─── EXERCISE INPUTS
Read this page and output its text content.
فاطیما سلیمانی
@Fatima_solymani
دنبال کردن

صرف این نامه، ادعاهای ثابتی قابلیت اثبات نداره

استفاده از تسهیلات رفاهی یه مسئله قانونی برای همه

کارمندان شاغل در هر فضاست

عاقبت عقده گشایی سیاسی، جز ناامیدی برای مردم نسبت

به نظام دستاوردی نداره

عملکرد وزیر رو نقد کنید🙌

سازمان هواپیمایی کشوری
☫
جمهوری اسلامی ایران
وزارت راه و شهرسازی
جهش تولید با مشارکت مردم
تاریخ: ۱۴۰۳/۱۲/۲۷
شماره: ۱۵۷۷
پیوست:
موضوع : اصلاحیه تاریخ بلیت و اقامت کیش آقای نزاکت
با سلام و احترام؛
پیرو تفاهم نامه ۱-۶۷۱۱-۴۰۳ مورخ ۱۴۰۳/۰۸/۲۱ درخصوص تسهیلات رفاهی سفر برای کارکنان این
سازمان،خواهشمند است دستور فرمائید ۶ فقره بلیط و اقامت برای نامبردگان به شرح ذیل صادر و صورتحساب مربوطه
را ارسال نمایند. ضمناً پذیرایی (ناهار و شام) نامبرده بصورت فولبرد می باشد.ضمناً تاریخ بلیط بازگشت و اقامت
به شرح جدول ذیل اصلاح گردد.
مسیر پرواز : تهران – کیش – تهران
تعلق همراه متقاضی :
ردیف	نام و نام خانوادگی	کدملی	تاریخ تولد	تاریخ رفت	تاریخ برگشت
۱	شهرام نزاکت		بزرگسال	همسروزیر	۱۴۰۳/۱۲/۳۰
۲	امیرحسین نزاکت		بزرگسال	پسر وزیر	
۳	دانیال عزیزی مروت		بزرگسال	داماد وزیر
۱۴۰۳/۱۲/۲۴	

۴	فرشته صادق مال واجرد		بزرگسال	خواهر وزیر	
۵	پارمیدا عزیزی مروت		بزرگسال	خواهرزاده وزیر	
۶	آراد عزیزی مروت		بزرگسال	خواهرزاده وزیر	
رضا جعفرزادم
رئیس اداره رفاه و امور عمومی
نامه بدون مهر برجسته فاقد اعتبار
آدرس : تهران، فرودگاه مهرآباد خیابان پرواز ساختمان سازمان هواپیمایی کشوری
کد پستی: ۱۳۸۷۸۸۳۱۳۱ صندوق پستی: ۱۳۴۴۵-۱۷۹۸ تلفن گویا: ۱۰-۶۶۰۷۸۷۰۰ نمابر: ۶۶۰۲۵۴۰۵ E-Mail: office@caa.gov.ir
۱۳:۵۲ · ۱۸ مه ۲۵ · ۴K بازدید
──────
THE REQUEST:
Copy out each line of the entries that holds "تهران".

EXERCISE RESULT:
مسیر پرواز : تهران – کیش – تهران
آدرس : تهران، فرودگاه مهرآباد خیابان پرواز ساختمان سازمان هواپیمایی کشوری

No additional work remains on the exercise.